Trecho fornecido
☆ ☆ ☆ ☆ ☆ ☆ ☆
Saúde

Lula inicia tratamento complementar contra câncer de pele após retirada de tumor

Presidente fará sessões de radioterapia no couro cabeludo para prevenir retorno de carcinoma basocelular, tipo mais comum de câncer de pele.

Kenar Lima/Bastidores do Tocantins 

O presidente Luiz Inácio Lula da Silva (PT) iniciou nesta segunda-feira, 25, um tratamento complementar de radioterapia superficial no couro cabeludo após a retirada de um carcinoma basocelular, tipo mais frequente de câncer de pele no Brasil. Segundo informações divulgadas pelo Hospital Sírio-Libanês, o tratamento possui caráter preventivo e não deve provocar efeitos colaterais significativos.

O carcinoma basocelular representa cerca de 80% dos casos de câncer de pele não melanoma diagnosticados no país, conforme dados do Instituto Nacional de Câncer (Inca). Apesar de raramente provocar metástase, especialistas alertam que a doença pode crescer lentamente e causar destruição de tecidos e deformidades quando não tratada precocemente.
☆ ☆ ☆ ☆ ☆ ☆ ☆
Tarefas a realizar
#1 Por favor, transcreva do trecho sobre o tratamento de Lula a parte entre "Kenar Lima/Bastidores do" e "não tratada precocemente.", inclusive.
#2 Responda com base no trecho sobre o tratamento de Lula:
(a) Em que dia o presidente iniciou a radioterapia?
(b) Qual instituição divulgou as informações sobre o tratamento?
(c) Que proporção dos casos de câncer de pele não melanoma no país o carcinoma basocelular representa?
☆ ☆ ☆ ☆ ☆ ☆ ☆
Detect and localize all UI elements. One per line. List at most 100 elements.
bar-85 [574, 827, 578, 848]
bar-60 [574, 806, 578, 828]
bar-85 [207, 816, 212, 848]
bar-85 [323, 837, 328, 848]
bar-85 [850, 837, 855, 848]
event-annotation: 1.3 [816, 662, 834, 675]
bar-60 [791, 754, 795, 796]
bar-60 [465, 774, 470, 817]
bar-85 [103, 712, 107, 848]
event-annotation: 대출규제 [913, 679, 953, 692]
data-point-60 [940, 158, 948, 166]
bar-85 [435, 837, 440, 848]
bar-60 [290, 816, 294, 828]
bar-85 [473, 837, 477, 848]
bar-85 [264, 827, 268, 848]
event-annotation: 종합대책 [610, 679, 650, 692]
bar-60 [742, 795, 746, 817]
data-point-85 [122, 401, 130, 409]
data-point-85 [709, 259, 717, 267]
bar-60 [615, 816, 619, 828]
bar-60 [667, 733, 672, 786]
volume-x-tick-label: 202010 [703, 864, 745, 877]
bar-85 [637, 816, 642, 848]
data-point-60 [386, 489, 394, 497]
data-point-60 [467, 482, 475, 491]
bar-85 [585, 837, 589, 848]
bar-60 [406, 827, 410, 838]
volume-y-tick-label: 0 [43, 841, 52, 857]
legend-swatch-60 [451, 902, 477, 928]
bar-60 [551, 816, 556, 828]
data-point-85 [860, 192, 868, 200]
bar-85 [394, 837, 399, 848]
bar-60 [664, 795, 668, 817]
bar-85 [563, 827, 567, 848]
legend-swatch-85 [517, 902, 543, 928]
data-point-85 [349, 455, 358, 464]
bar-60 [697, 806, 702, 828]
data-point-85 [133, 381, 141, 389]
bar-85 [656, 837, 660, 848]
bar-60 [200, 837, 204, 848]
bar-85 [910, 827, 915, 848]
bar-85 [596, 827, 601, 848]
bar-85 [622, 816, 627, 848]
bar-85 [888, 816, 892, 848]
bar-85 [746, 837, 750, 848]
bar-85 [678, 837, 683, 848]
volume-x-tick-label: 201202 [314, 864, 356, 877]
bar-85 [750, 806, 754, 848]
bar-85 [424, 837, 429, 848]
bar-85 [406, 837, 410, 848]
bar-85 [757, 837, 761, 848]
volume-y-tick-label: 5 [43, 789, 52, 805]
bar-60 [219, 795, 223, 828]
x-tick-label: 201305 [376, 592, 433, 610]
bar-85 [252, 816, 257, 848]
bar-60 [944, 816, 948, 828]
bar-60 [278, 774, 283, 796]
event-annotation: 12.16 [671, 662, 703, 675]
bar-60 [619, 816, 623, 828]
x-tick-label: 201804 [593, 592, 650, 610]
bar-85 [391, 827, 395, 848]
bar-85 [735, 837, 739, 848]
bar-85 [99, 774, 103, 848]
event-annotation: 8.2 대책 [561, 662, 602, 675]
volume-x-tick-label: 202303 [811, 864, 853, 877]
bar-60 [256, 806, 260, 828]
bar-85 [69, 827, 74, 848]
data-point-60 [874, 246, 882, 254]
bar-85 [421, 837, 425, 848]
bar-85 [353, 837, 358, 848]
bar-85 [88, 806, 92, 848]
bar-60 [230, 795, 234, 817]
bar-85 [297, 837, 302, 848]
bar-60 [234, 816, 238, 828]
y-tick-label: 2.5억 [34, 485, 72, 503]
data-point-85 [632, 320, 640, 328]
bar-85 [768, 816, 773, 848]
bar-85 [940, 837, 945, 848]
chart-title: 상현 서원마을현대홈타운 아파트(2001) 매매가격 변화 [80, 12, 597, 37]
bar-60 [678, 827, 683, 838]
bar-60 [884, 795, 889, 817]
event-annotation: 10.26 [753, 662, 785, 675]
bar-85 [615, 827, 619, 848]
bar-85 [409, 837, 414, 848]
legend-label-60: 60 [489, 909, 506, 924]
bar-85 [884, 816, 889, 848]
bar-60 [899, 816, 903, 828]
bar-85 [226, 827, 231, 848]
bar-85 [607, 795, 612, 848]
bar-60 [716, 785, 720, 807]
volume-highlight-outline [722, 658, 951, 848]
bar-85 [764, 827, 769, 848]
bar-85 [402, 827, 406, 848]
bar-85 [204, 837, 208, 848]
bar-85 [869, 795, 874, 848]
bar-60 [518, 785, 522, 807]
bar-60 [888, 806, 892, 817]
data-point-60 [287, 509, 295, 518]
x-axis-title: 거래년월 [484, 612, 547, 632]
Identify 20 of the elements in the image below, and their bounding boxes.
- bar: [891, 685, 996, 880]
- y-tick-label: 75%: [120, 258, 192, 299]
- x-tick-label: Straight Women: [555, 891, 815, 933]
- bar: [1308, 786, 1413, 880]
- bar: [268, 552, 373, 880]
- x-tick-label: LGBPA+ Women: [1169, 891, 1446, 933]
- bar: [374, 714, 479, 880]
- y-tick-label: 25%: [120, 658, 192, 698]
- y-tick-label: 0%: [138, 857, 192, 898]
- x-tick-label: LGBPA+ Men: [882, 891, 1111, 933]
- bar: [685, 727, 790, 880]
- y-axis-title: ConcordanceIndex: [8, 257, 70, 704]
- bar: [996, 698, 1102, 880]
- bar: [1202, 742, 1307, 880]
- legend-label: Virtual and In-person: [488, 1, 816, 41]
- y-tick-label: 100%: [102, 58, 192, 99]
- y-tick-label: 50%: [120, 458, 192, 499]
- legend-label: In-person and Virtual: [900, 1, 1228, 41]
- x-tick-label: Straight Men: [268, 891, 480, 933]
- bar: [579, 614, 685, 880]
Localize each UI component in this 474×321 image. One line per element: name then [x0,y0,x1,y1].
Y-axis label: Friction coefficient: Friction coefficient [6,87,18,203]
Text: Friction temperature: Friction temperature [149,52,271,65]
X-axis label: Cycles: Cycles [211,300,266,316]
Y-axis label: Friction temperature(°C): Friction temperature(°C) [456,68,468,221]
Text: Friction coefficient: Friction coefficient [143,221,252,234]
☆ ☆ ☆ ☆ ☆ ☆ ☆
Respostas em ordem
#1
Kenar Lima/Bastidores do Tocantins 

O presidente Luiz Inácio Lula da Silva (PT) iniciou nesta segunda-feira, 25, um tratamento complementar de radioterapia superficial no couro cabeludo após a retirada de um carcinoma basocelular, tipo mais frequente de câncer de pele no Brasil. Segundo informações divulgadas pelo Hospital Sírio-Libanês, o tratamento possui caráter preventivo e não deve provocar efeitos colaterais significativos.

O carcinoma basocelular representa cerca de 80% dos casos de câncer de pele não melanoma diagnosticados no país, conforme dados do Instituto Nacional de Câncer (Inca). Apesar de raramente provocar metástase, especialistas alertam que a doença pode crescer lentamente e causar destruição de tecidos e deformidades quando não tratada precocemente.

#2
(a) Na segunda-feira, 25.
(b) O Hospital Sírio-Libanês.
(c) Cerca de 80%.